Problem statement:
Quote all of the data below exactly, please.
════
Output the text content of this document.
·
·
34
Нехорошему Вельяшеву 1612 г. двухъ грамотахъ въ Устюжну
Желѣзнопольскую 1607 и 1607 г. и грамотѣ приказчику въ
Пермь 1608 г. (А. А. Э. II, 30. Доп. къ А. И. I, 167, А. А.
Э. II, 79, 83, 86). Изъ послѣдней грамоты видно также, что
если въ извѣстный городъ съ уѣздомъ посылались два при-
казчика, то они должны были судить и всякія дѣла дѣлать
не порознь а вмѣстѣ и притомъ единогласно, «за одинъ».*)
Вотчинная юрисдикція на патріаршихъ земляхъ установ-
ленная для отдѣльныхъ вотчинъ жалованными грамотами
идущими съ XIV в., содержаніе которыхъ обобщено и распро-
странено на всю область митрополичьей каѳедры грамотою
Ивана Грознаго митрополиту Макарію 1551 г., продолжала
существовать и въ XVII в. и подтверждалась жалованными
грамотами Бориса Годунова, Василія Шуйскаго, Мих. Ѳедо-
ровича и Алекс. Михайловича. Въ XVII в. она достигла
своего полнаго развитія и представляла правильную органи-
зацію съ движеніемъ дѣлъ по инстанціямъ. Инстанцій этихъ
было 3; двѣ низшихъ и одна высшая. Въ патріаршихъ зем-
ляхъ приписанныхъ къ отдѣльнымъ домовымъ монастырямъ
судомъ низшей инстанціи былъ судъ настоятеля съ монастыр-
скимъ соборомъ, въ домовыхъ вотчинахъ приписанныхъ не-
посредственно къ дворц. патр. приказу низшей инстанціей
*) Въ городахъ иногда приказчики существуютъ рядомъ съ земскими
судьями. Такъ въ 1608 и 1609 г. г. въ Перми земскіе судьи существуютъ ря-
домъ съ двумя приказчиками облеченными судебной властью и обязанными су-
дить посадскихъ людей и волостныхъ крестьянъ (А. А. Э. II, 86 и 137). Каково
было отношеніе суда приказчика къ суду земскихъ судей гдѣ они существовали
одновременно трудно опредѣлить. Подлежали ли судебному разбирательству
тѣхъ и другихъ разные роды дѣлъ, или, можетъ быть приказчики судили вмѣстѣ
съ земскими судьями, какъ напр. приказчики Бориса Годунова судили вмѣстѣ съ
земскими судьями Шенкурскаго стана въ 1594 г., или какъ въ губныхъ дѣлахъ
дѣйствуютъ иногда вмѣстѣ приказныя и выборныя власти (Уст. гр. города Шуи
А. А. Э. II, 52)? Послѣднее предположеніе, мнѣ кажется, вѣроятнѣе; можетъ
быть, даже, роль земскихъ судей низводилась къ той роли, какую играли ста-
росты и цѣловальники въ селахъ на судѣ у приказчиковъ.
════
Exercise solution:
Output the text content of this document.
·
·
34
Нехорошему Вельяшеву 1612 г. двухъ грамотахъ въ Устюжну
Желѣзнопольскую 1607 и 1607 г. и грамотѣ приказчику въ
Пермь 1608 г. (А. А. Э. II, 30. Доп. къ А. И. I, 167, А. А.
Э. II, 79, 83, 86). Изъ послѣдней грамоты видно также, что
если въ извѣстный городъ съ уѣздомъ посылались два при-
казчика, то они должны были судить и всякія дѣла дѣлать
не порознь а вмѣстѣ и притомъ единогласно, «за одинъ».*)
Вотчинная юрисдикція на патріаршихъ земляхъ установ-
ленная для отдѣльныхъ вотчинъ жалованными грамотами
идущими съ XIV в., содержаніе которыхъ обобщено и распро-
странено на всю область митрополичьей каѳедры грамотою
Ивана Грознаго митрополиту Макарію 1551 г., продолжала
существовать и въ XVII в. и подтверждалась жалованными
грамотами Бориса Годунова, Василія Шуйскаго, Мих. Ѳедо-
ровича и Алекс. Михайловича. Въ XVII в. она достигла
своего полнаго развитія и представляла правильную органи-
зацію съ движеніемъ дѣлъ по инстанціямъ. Инстанцій этихъ
было 3; двѣ низшихъ и одна высшая. Въ патріаршихъ зем-
ляхъ приписанныхъ къ отдѣльнымъ домовымъ монастырямъ
судомъ низшей инстанціи былъ судъ настоятеля съ монастыр-
скимъ соборомъ, въ домовыхъ вотчинахъ приписанныхъ не-
посредственно къ дворц. патр. приказу низшей инстанціей
*) Въ городахъ иногда приказчики существуютъ рядомъ съ земскими
судьями. Такъ въ 1608 и 1609 г. г. въ Перми земскіе судьи существуютъ ря-
домъ съ двумя приказчиками облеченными судебной властью и обязанными су-
дить посадскихъ людей и волостныхъ крестьянъ (А. А. Э. II, 86 и 137). Каково
было отношеніе суда приказчика къ суду земскихъ судей гдѣ они существовали
одновременно трудно опредѣлить. Подлежали ли судебному разбирательству
тѣхъ и другихъ разные роды дѣлъ, или, можетъ быть приказчики судили вмѣстѣ
съ земскими судьями, какъ напр. приказчики Бориса Годунова судили вмѣстѣ съ
земскими судьями Шенкурскаго стана въ 1594 г., или какъ въ губныхъ дѣлахъ
дѣйствуютъ иногда вмѣстѣ приказныя и выборныя власти (Уст. гр. города Шуи
А. А. Э. II, 52)? Послѣднее предположеніе, мнѣ кажется, вѣроятнѣе; можетъ
быть, даже, роль земскихъ судей низводилась къ той роли, какую играли ста-
росты и цѣловальники въ селахъ на судѣ у приказчиковъ.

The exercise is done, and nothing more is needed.